> [SHORT EXERCISE]
Check each line of the listing for the word "BORDER" and report how many lines contain it, giving nothing but the number.

> [ITEMS]
---------------
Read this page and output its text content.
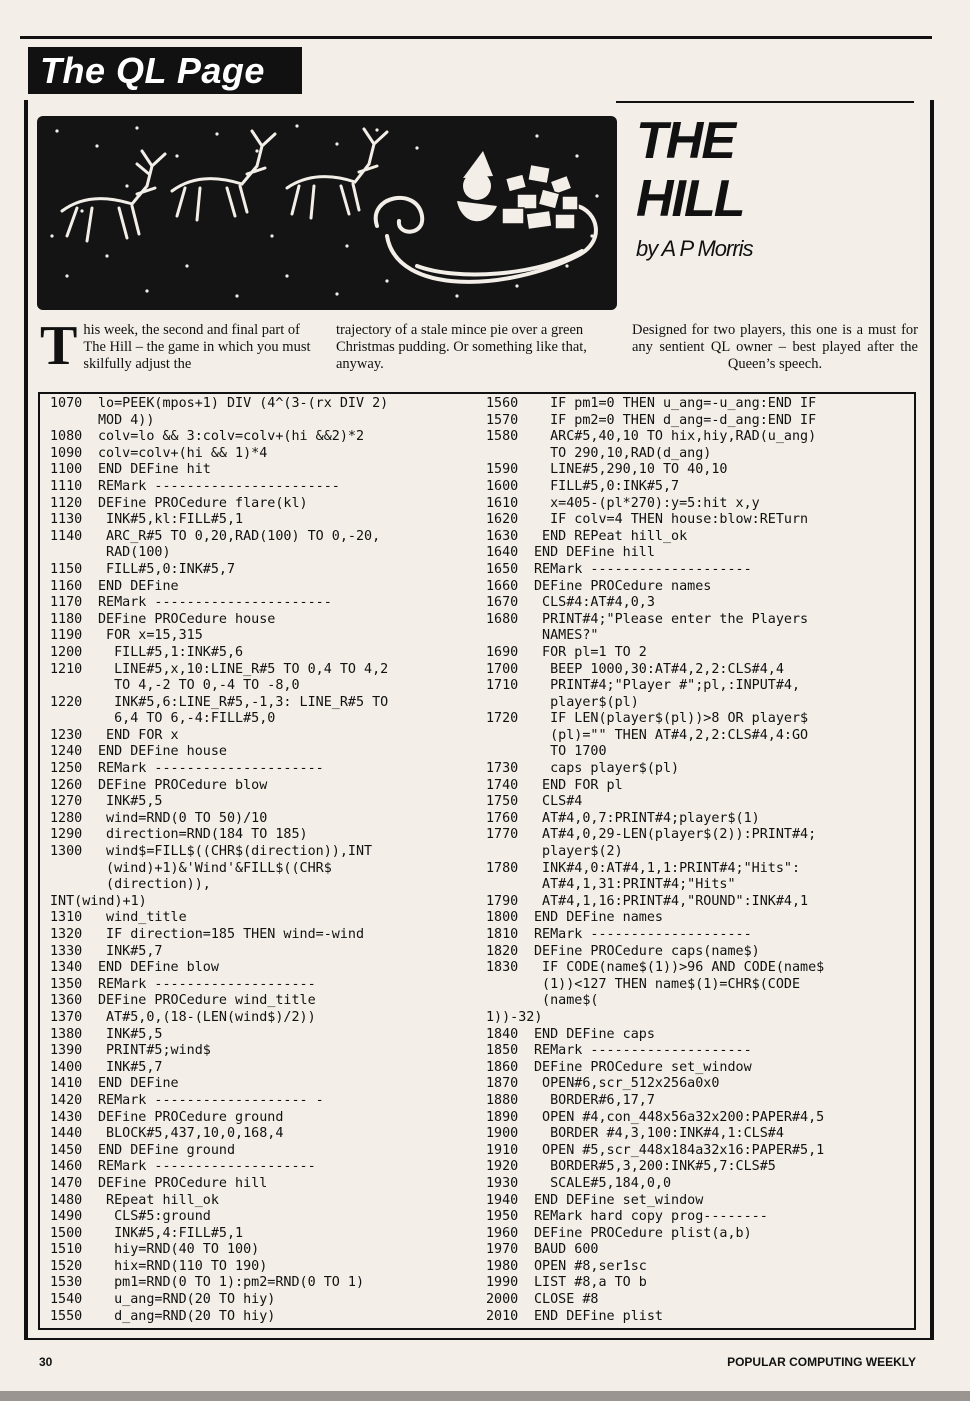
The QL Page
THE
HILL
by A P Morris
This week, the second and final part of The Hill – the game in which you must skilfully adjust the
trajectory of a stale mince pie over a green Christmas pudding. Or something like that, anyway.
Designed for two players, this one is a must for any sentient QL owner – best played after the Queen’s speech.
1070 lo=PEEK(mpos+1) DIV (4^(3-(rx DIV 2)
MOD 4))
1080 colv=lo && 3:colv=colv+(hi &&2)*2
1090 colv=colv+(hi && 1)*4
1100 END DEFine hit
1110 REMark -----------------------
1120 DEFine PROCedure flare(kl)
1130 INK#5,kl:FILL#5,1
1140 ARC_R#5 TO 0,20,RAD(100) TO 0,-20,
RAD(100)
1150 FILL#5,0:INK#5,7
1160 END DEFine
1170 REMark ----------------------
1180 DEFine PROCedure house
1190 FOR x=15,315
1200  FILL#5,1:INK#5,6
1210  LINE#5,x,10:LINE_R#5 TO 0,4 TO 4,2
TO 4,-2 TO 0,-4 TO -8,0
1220  INK#5,6:LINE_R#5,-1,3: LINE_R#5 TO
6,4 TO 6,-4:FILL#5,0
1230 END FOR x
1240 END DEFine house
1250 REMark ---------------------
1260 DEFine PROCedure blow
1270 INK#5,5
1280 wind=RND(0 TO 50)/10
1290 direction=RND(184 TO 185)
1300 wind$=FILL$((CHR$(direction)),INT
(wind)+1)&'Wind'&FILL$((CHR$
(direction)),
INT(wind)+1)
1310 wind_title
1320 IF direction=185 THEN wind=-wind
1330 INK#5,7
1340 END DEFine blow
1350 REMark --------------------
1360 DEFine PROCedure wind_title
1370 AT#5,0,(18-(LEN(wind$)/2))
1380 INK#5,5
1390 PRINT#5;wind$
1400 INK#5,7
1410 END DEFine
1420 REMark ------------------- -
1430 DEFine PROCedure ground
1440 BLOCK#5,437,10,0,168,4
1450 END DEFine ground
1460 REMark --------------------
1470 DEFine PROCedure hill
1480 REpeat hill_ok
1490  CLS#5:ground
1500  INK#5,4:FILL#5,1
1510  hiy=RND(40 TO 100)
1520  hix=RND(110 TO 190)
1530  pm1=RND(0 TO 1):pm2=RND(0 TO 1)
1540  u_ang=RND(20 TO hiy)
1550  d_ang=RND(20 TO hiy)
1560  IF pm1=0 THEN u_ang=-u_ang:END IF
1570  IF pm2=0 THEN d_ang=-d_ang:END IF
1580  ARC#5,40,10 TO hix,hiy,RAD(u_ang)
TO 290,10,RAD(d_ang)
1590  LINE#5,290,10 TO 40,10
1600  FILL#5,0:INK#5,7
1610  x=405-(pl*270):y=5:hit x,y
1620  IF colv=4 THEN house:blow:RETurn
1630 END REPeat hill_ok
1640 END DEFine hill
1650 REMark --------------------
1660 DEFine PROCedure names
1670 CLS#4:AT#4,0,3
1680 PRINT#4;"Please enter the Players
NAMES?"
1690 FOR pl=1 TO 2
1700  BEEP 1000,30:AT#4,2,2:CLS#4,4
1710  PRINT#4;"Player #";pl,:INPUT#4,
player$(pl)
1720  IF LEN(player$(pl))>8 OR player$
(pl)="" THEN AT#4,2,2:CLS#4,4:GO
TO 1700
1730  caps player$(pl)
1740 END FOR pl
1750 CLS#4
1760 AT#4,0,7:PRINT#4;player$(1)
1770 AT#4,0,29-LEN(player$(2)):PRINT#4;
player$(2)
1780 INK#4,0:AT#4,1,1:PRINT#4;"Hits":
AT#4,1,31:PRINT#4;"Hits"
1790 AT#4,1,16:PRINT#4,"ROUND":INK#4,1
1800 END DEFine names
1810 REMark --------------------
1820 DEFine PROCedure caps(name$)
1830 IF CODE(name$(1))>96 AND CODE(name$
(1))<127 THEN name$(1)=CHR$(CODE
(name$(
1))-32)
1840 END DEFine caps
1850 REMark --------------------
1860 DEFine PROCedure set_window
1870 OPEN#6,scr_512x256a0x0
1880  BORDER#6,17,7
1890 OPEN #4,con_448x56a32x200:PAPER#4,5
1900  BORDER #4,3,100:INK#4,1:CLS#4
1910 OPEN #5,scr_448x184a32x16:PAPER#5,1
1920  BORDER#5,3,200:INK#5,7:CLS#5
1930  SCALE#5,184,0,0
1940 END DEFine set_window
1950 REMark hard copy prog--------
1960 DEFine PROCedure plist(a,b)
1970 BAUD 600
1980 OPEN #8,ser1sc
1990 LIST #8,a TO b
2000 CLOSE #8
2010 END DEFine plist
30	POPULAR COMPUTING WEEKLY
---------------
> [TASK SOLUTION]
3